Copy every line of the listing that holds the string "个人中心".

= = = = = = =

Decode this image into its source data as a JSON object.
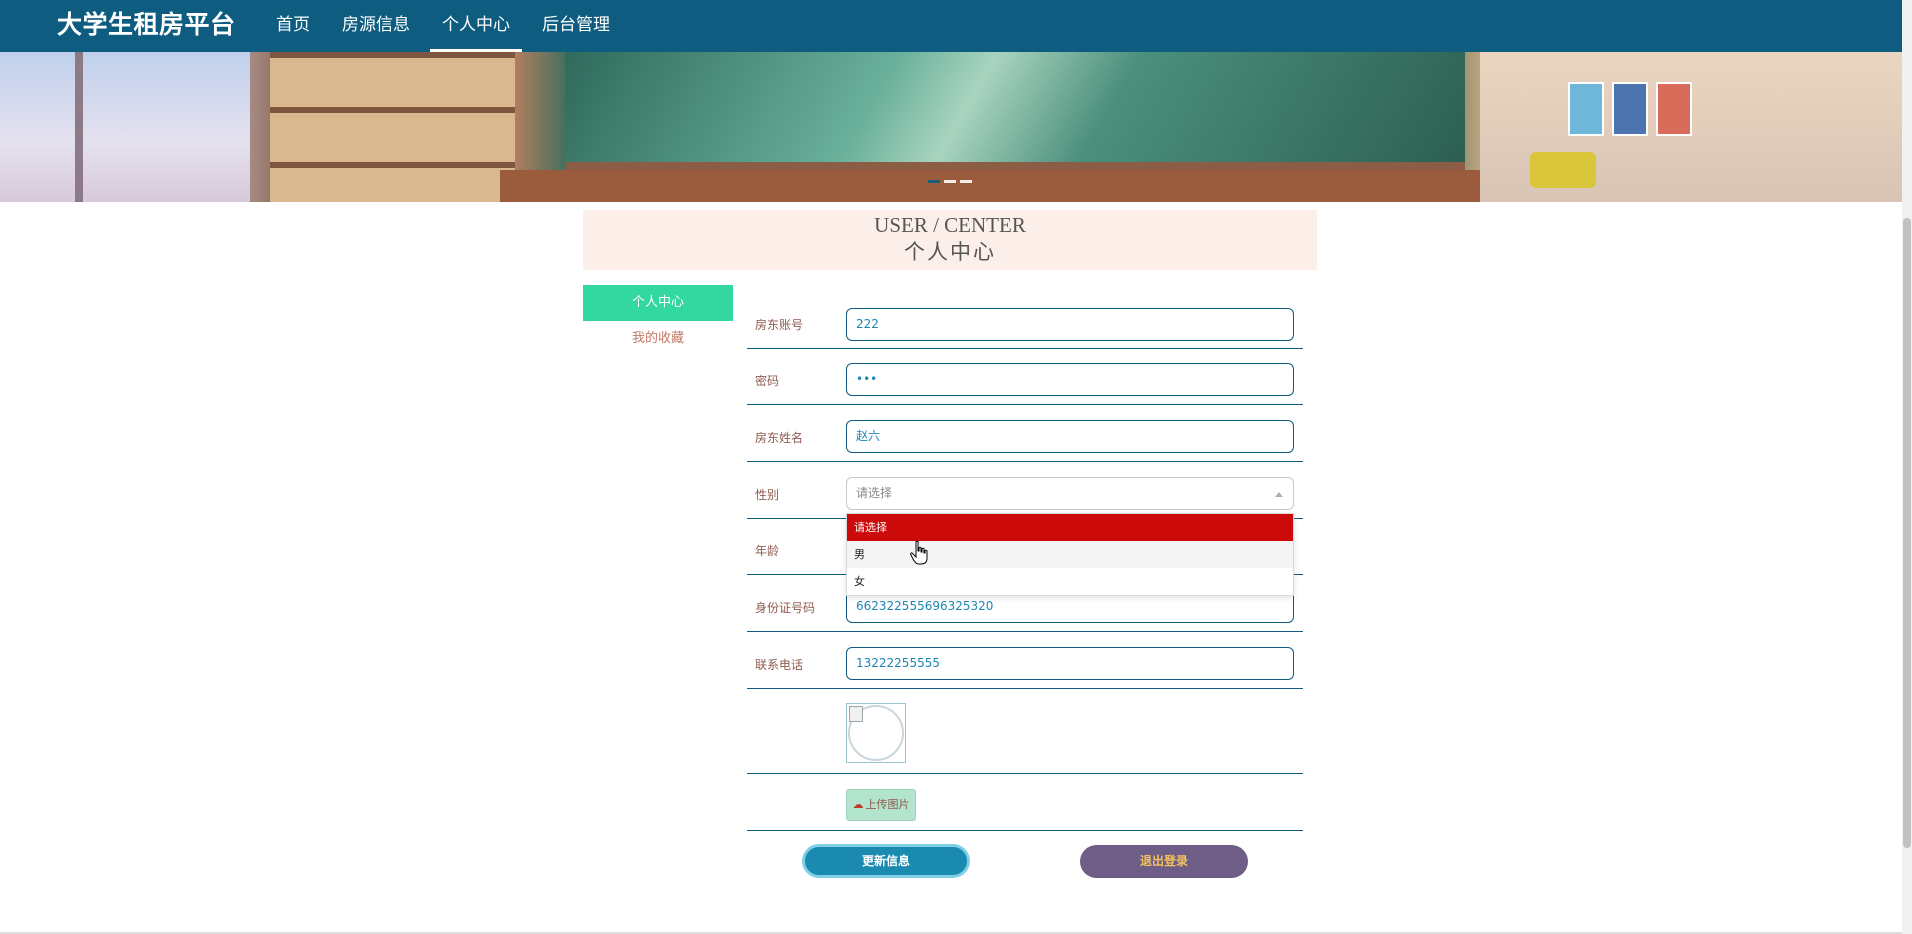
{
  "nav": {
    "brand": "大学生租房平台",
    "items": [
      {
        "label": "首页"
      },
      {
        "label": "房源信息"
      },
      {
        "label": "个人中心"
      },
      {
        "label": "后台管理"
      }
    ],
    "active_item": "个人中心",
    "bg_color": "#0e5c80"
  },
  "banner": {
    "slides_count": 3,
    "active_slide": 1
  },
  "header": {
    "title_en": "USER / CENTER",
    "title_cn": "个人中心"
  },
  "side_menu": {
    "items": [
      {
        "label": "个人中心"
      },
      {
        "label": "我的收藏"
      }
    ],
    "active_color": "#33d8a0"
  },
  "form": {
    "account": {
      "label": "房东账号",
      "value": "222"
    },
    "password": {
      "label": "密码",
      "value": "•••"
    },
    "name": {
      "label": "房东姓名",
      "value": "赵六"
    },
    "gender": {
      "label": "性别",
      "placeholder": "请选择",
      "options": [
        "请选择",
        "男",
        "女"
      ],
      "highlighted_option": "请选择"
    },
    "age": {
      "label": "年龄",
      "value": ""
    },
    "id_number": {
      "label": "身份证号码",
      "value": "662322555696325320"
    },
    "phone": {
      "label": "联系电话",
      "value": "13222255555"
    },
    "upload_label": "上传图片",
    "update_button": "更新信息",
    "logout_button": "退出登录"
  },
  "colors": {
    "accent": "#0e5c80",
    "update_button": "#1b8ab0",
    "logout_button": "#6e5d86",
    "selected_option": "#cc0a0a"
  }
}
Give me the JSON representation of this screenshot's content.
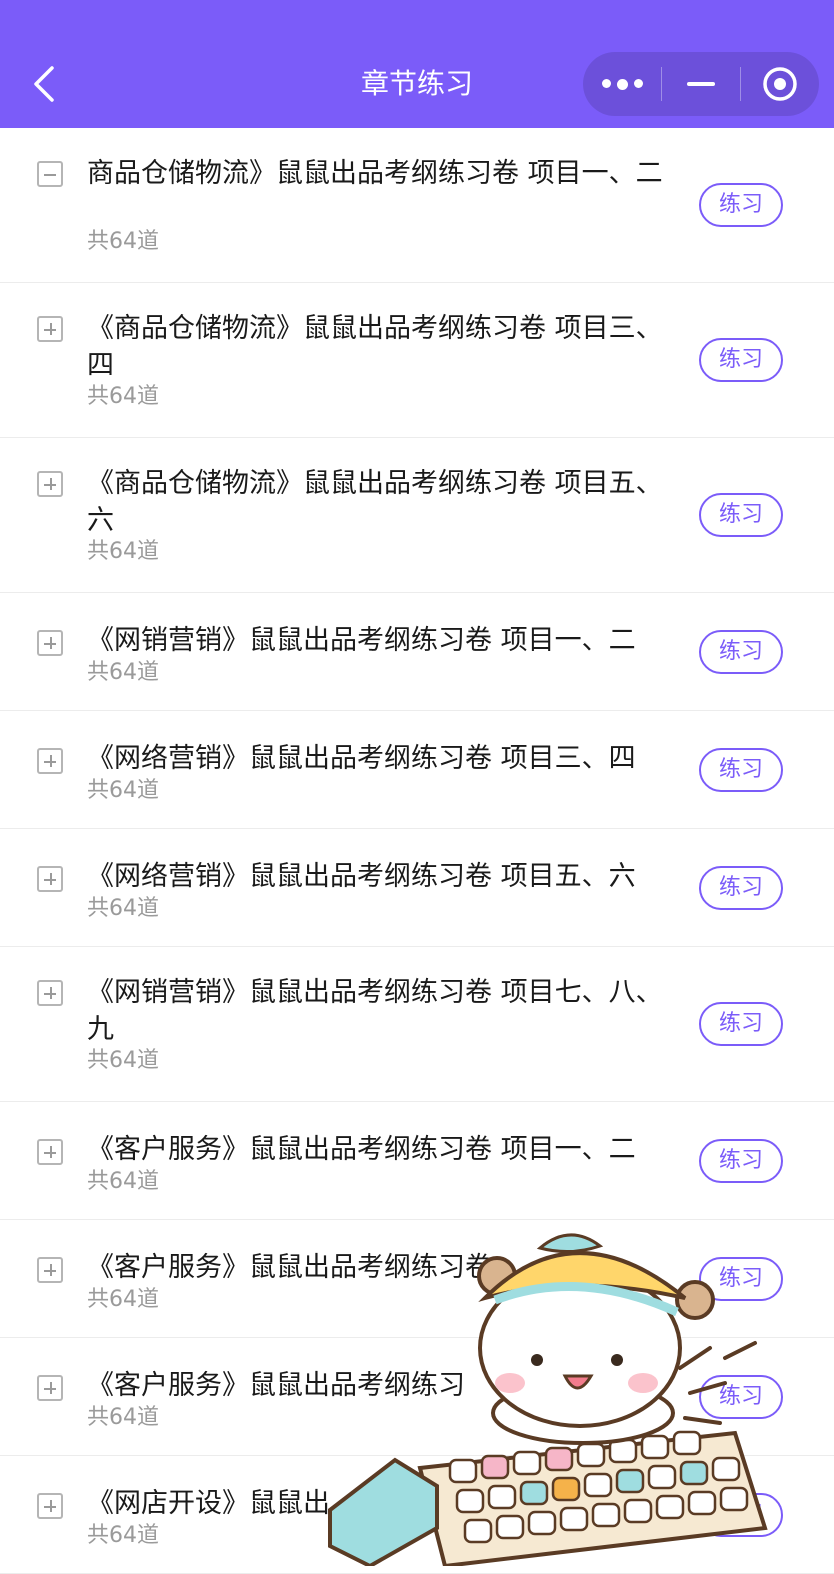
{
  "header": {
    "title": "章节练习"
  },
  "chapters": [
    {
      "title": "商品仓储物流》鼠鼠出品考纲练习卷 项目一、二",
      "count": "共64道",
      "action": "练习"
    },
    {
      "title": "《商品仓储物流》鼠鼠出品考纲练习卷 项目三、四",
      "count": "共64道",
      "action": "练习"
    },
    {
      "title": "《商品仓储物流》鼠鼠出品考纲练习卷 项目五、六",
      "count": "共64道",
      "action": "练习"
    },
    {
      "title": "《网销营销》鼠鼠出品考纲练习卷 项目一、二",
      "count": "共64道",
      "action": "练习"
    },
    {
      "title": "《网络营销》鼠鼠出品考纲练习卷 项目三、四",
      "count": "共64道",
      "action": "练习"
    },
    {
      "title": "《网络营销》鼠鼠出品考纲练习卷 项目五、六",
      "count": "共64道",
      "action": "练习"
    },
    {
      "title": "《网销营销》鼠鼠出品考纲练习卷 项目七、八、九",
      "count": "共64道",
      "action": "练习"
    },
    {
      "title": "《客户服务》鼠鼠出品考纲练习卷 项目一、二",
      "count": "共64道",
      "action": "练习"
    },
    {
      "title": "《客户服务》鼠鼠出品考纲练习卷",
      "count": "共64道",
      "action": "练习"
    },
    {
      "title": "《客户服务》鼠鼠出品考纲练习",
      "count": "共64道",
      "action": "练习"
    },
    {
      "title": "《网店开设》鼠鼠出",
      "count": "共64道",
      "action": "练习"
    }
  ]
}
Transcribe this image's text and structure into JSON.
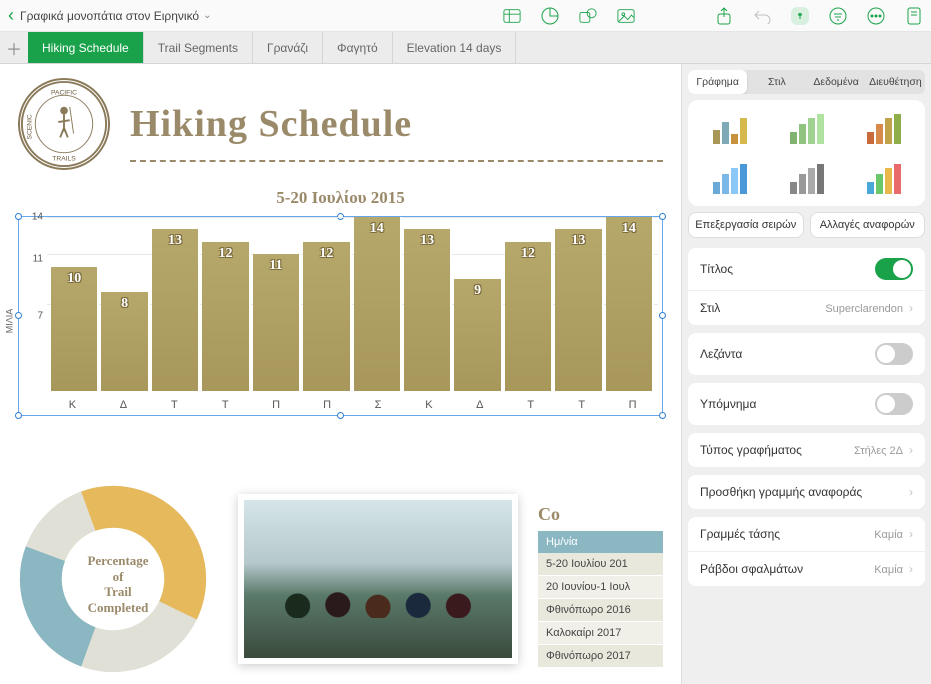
{
  "doc_title": "Γραφικά μονοπάτια στον Ειρηνικό",
  "tabs": [
    "Hiking Schedule",
    "Trail Segments",
    "Γρανάζι",
    "Φαγητό",
    "Elevation 14 days"
  ],
  "page": {
    "logo_text": "SCENIC • PACIFIC • TRAILS",
    "title": "Hiking Schedule"
  },
  "donut": {
    "text": "Percentage\nof\nTrail\nCompleted"
  },
  "side_table": {
    "title": "Co",
    "header": "Ημ/νία",
    "rows": [
      "5-20 Ιουλίου 201",
      "20 Ιουνίου-1 Ιουλ",
      "Φθινόπωρο 2016",
      "Καλοκαίρι 2017",
      "Φθινόπωρο 2017"
    ]
  },
  "panel": {
    "seg": [
      "Γράφημα",
      "Στιλ",
      "Δεδομένα",
      "Διευθέτηση"
    ],
    "edit_series": "Επεξεργασία σειρών",
    "change_refs": "Αλλαγές αναφορών",
    "title_lbl": "Τίτλος",
    "style_lbl": "Στιλ",
    "style_val": "Superclarendon",
    "caption_lbl": "Λεζάντα",
    "legend_lbl": "Υπόμνημα",
    "chart_type_lbl": "Τύπος γραφήματος",
    "chart_type_val": "Στήλες 2Δ",
    "add_ref_lbl": "Προσθήκη γραμμής αναφοράς",
    "trend_lbl": "Γραμμές τάσης",
    "trend_val": "Καμία",
    "err_lbl": "Ράβδοι σφαλμάτων",
    "err_val": "Καμία"
  },
  "chart_data": {
    "type": "bar",
    "title": "5-20 Ιουλίου 2015",
    "ylabel": "ΜΙΛΙΑ",
    "ylim": [
      0,
      14
    ],
    "yticks": [
      7,
      11,
      14
    ],
    "categories": [
      "Κ",
      "Δ",
      "Τ",
      "Τ",
      "Π",
      "Π",
      "Σ",
      "Κ",
      "Δ",
      "Τ",
      "Τ",
      "Π"
    ],
    "values": [
      10,
      8,
      13,
      12,
      11,
      12,
      14,
      13,
      9,
      12,
      13,
      14
    ]
  }
}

= = = = = = =

● SOLVED PROBLEM
        "label": "个人中心"
    "active_item": "个人中心",
    "title_cn": "个人中心"
        "label": "个人中心"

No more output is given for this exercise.